Element-and-box listings:

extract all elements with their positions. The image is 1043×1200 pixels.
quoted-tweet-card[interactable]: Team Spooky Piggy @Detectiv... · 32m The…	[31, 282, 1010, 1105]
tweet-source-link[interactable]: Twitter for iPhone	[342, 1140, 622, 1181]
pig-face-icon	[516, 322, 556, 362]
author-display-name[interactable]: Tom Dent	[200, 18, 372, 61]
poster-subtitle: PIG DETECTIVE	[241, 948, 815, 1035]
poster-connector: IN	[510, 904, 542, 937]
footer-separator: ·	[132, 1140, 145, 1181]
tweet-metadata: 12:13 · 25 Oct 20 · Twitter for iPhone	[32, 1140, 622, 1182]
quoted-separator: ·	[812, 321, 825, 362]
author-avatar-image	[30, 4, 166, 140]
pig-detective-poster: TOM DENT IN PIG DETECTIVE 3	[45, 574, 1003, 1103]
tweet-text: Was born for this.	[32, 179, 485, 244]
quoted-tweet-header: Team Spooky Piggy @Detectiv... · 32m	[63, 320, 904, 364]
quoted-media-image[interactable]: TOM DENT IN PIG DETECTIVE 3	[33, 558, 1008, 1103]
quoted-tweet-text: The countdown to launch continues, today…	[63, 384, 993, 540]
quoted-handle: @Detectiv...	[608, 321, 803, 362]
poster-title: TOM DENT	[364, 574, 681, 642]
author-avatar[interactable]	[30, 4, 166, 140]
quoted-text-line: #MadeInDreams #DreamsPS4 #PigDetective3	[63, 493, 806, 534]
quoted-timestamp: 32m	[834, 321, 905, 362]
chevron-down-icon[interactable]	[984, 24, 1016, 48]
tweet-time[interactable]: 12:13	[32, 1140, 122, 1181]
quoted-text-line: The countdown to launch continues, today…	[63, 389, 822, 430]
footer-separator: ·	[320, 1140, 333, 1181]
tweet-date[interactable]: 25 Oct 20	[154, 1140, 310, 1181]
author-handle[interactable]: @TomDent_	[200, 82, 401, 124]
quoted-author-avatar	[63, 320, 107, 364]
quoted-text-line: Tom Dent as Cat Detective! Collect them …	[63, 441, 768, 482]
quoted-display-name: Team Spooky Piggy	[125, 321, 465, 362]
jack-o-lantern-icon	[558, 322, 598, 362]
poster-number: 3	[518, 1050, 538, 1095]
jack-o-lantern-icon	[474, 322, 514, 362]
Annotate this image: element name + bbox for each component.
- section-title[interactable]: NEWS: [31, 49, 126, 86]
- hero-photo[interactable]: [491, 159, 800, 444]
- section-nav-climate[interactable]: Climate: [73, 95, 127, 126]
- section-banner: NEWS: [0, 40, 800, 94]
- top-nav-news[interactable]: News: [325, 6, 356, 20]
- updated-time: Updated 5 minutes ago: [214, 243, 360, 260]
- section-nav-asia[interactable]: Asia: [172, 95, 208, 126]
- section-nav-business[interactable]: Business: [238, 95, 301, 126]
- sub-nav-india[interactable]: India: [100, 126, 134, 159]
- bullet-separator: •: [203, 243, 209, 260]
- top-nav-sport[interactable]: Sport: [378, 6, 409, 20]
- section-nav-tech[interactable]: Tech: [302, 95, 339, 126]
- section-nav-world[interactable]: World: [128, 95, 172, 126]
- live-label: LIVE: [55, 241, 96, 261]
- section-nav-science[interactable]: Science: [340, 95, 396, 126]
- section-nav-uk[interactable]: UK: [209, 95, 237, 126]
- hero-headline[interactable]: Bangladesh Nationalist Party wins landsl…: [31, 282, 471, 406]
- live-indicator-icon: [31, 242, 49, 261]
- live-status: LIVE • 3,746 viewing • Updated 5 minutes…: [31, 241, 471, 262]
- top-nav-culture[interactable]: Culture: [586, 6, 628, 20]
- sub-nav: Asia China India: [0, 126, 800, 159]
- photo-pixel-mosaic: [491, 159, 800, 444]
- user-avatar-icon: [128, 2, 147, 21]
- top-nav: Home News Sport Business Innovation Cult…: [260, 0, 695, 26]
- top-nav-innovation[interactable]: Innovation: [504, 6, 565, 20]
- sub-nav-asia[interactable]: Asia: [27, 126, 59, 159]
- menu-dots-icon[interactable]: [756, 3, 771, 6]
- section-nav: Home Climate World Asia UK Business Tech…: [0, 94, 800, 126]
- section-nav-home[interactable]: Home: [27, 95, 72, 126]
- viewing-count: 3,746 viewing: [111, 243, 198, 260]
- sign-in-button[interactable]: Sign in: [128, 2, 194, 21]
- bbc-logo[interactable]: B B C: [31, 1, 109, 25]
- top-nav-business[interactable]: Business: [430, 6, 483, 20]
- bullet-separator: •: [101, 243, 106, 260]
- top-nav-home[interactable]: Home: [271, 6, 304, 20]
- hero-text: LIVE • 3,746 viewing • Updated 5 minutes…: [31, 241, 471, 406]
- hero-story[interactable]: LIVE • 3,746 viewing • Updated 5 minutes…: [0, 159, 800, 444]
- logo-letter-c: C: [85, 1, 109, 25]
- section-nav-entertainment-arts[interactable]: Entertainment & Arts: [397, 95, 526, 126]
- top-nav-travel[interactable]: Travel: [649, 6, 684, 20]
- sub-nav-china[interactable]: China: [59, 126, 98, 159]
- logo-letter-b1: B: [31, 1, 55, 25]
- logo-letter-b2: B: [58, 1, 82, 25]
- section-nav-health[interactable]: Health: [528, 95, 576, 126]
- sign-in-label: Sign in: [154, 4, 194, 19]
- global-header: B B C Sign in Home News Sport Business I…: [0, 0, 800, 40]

### What you have to do:
Which lines in the items contain the string "Asia"? Pick out each one and copy it in full, matching case exactly.

### Worked answer:
- section-nav-asia[interactable]: Asia: [172, 95, 208, 126]
- sub-nav: Asia China India: [0, 126, 800, 159]
- sub-nav-asia[interactable]: Asia: [27, 126, 59, 159]
- section-nav: Home Climate World Asia UK Business Tech…: [0, 94, 800, 126]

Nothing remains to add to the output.